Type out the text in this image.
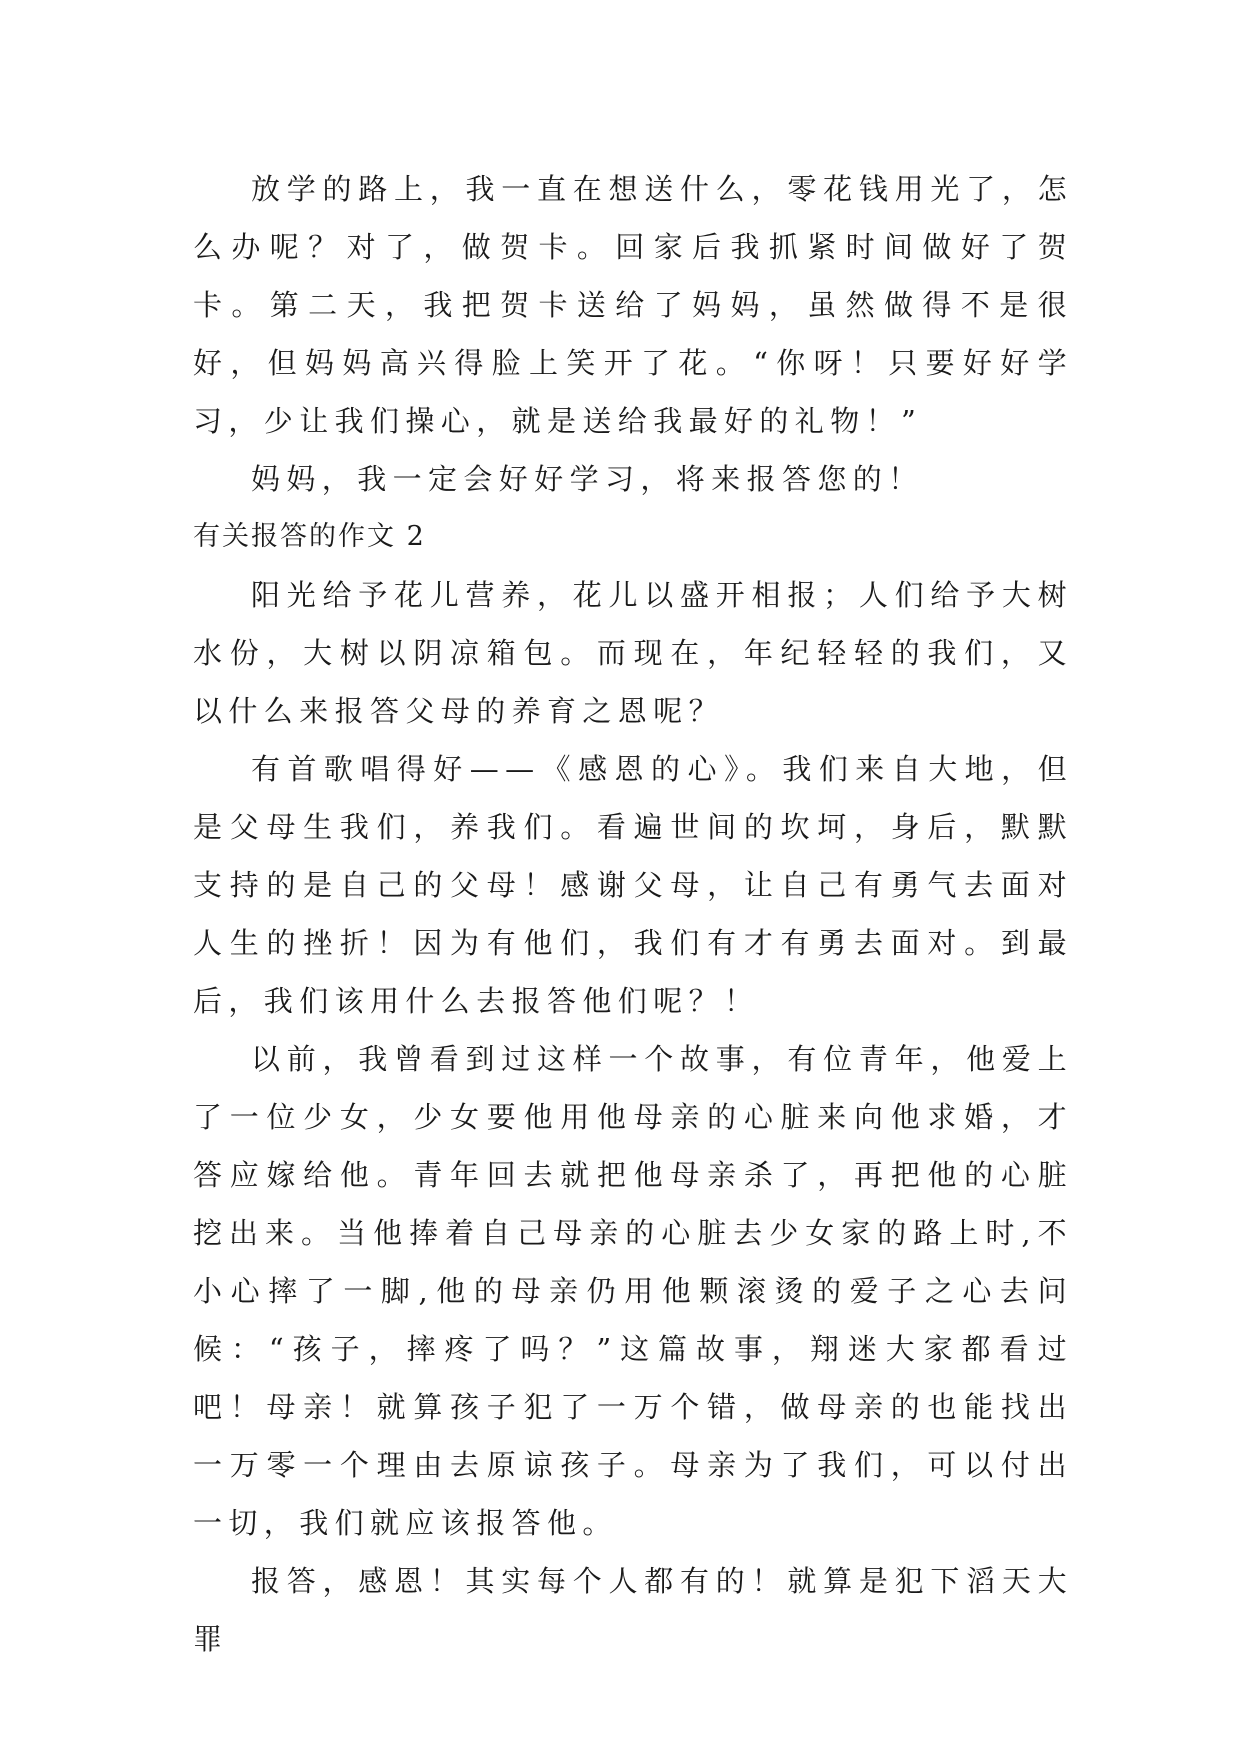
放学的路上，我一直在想送什么，零花钱用光了，怎么办呢？对了，做贺卡。回家后我抓紧时间做好了贺卡。第二天，我把贺卡送给了妈妈，虽然做得不是很好，但妈妈高兴得脸上笑开了花。“你呀！只要好好学习，少让我们操心，就是送给我最好的礼物！”

妈妈，我一定会好好学习，将来报答您的！

有关报答的作文 2

阳光给予花儿营养，花儿以盛开相报；人们给予大树水份，大树以阴凉箱包。而现在，年纪轻轻的我们，又以什么来报答父母的养育之恩呢？

有首歌唱得好——《感恩的心》。我们来自大地，但是父母生我们，养我们。看遍世间的坎坷，身后，默默支持的是自己的父母！感谢父母，让自己有勇气去面对人生的挫折！因为有他们，我们有才有勇去面对。到最后，我们该用什么去报答他们呢？！

以前，我曾看到过这样一个故事，有位青年，他爱上了一位少女，少女要他用他母亲的心脏来向他求婚，才答应嫁给他。青年回去就把他母亲杀了，再把他的心脏挖出来。当他捧着自己母亲的心脏去少女家的路上时,不小心摔了一脚,他的母亲仍用他颗滚烫的爱子之心去问候：“孩子，摔疼了吗？”这篇故事，翔迷大家都看过吧！母亲！就算孩子犯了一万个错，做母亲的也能找出一万零一个理由去原谅孩子。母亲为了我们，可以付出一切，我们就应该报答他。

报答，感恩！其实每个人都有的！就算是犯下滔天大罪
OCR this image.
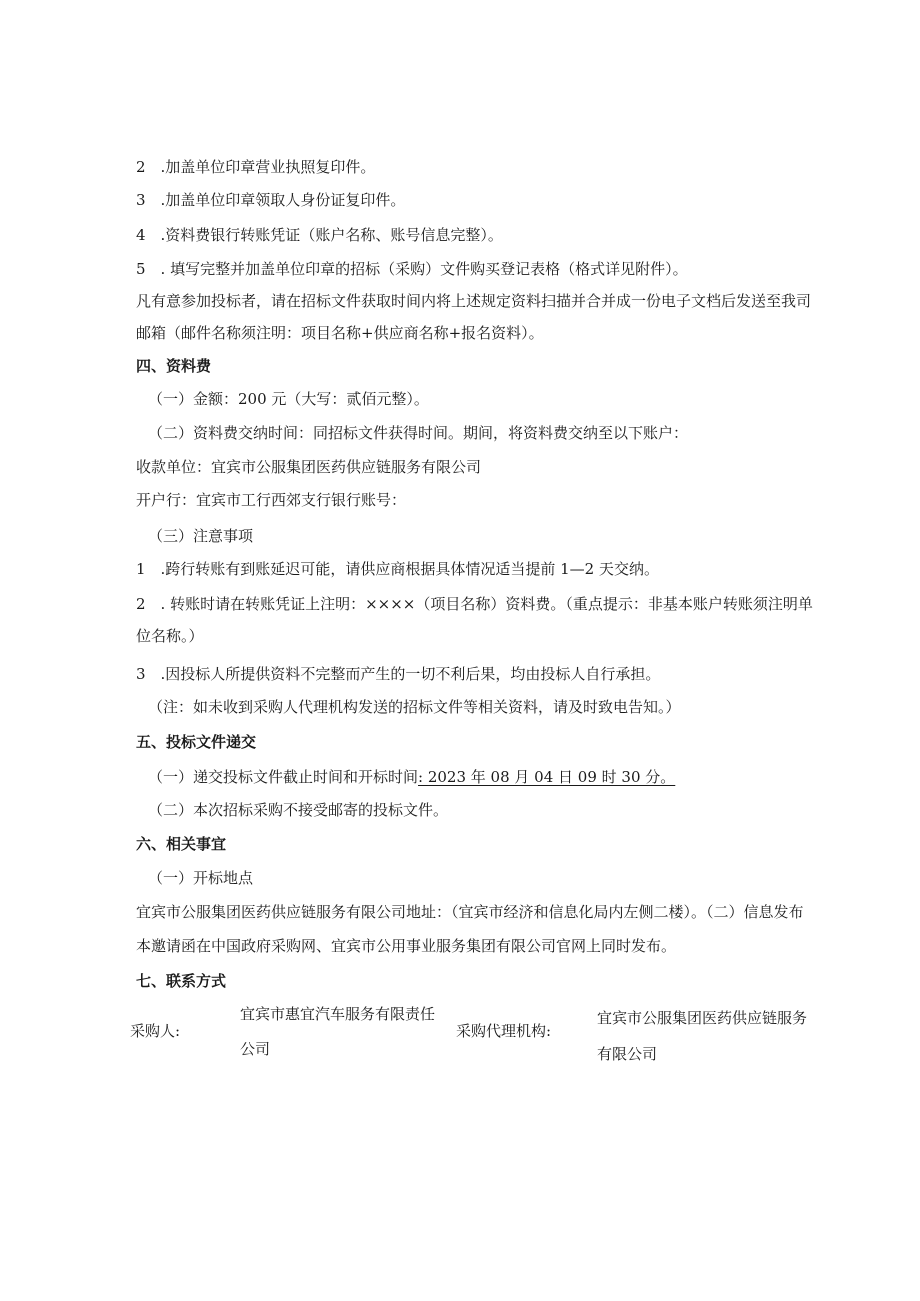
2　.加盖单位印章营业执照复印件。
3　.加盖单位印章领取人身份证复印件。
4　.资料费银行转账凭证（账户名称、账号信息完整）。
5　. 填写完整并加盖单位印章的招标（采购）文件购买登记表格（格式详见附件）。
凡有意参加投标者，请在招标文件获取时间内将上述规定资料扫描并合并成一份电子文档后发送至我司
邮箱（邮件名称须注明：项目名称+供应商名称+报名资料）。
四、资料费
（一）金额：200 元（大写：贰佰元整）。
（二）资料费交纳时间：同招标文件获得时间。期间，将资料费交纳至以下账户：
收款单位：宜宾市公服集团医药供应链服务有限公司
开户行：宜宾市工行西郊支行银行账号：
（三）注意事项
1　.跨行转账有到账延迟可能，请供应商根据具体情况适当提前 1—2 天交纳。
2　. 转账时请在转账凭证上注明：××××（项目名称）资料费。（重点提示：非基本账户转账须注明单
位名称。）
3　.因投标人所提供资料不完整而产生的一切不利后果，均由投标人自行承担。
（注：如未收到采购人代理机构发送的招标文件等相关资料，请及时致电告知。）
五、投标文件递交
（一）递交投标文件截止时间和开标时间: 2023 年 08 月 04 日 09 时 30 分。
（二）本次招标采购不接受邮寄的投标文件。
六、相关事宜
（一）开标地点
宜宾市公服集团医药供应链服务有限公司地址：（宜宾市经济和信息化局内左侧二楼）。（二）信息发布
本邀请函在中国政府采购网、宜宾市公用事业服务集团有限公司官网上同时发布。
七、联系方式
采购人:
宜宾市惠宜汽车服务有限责任
公司
采购代理机构:
宜宾市公服集团医药供应链服务
有限公司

::::

**WRITTEN REQUEST**
Filter the listing above by the word "image"; copy each line that passes.

**ANSWER BELOW**
Type out the text in this image.
OCR this image.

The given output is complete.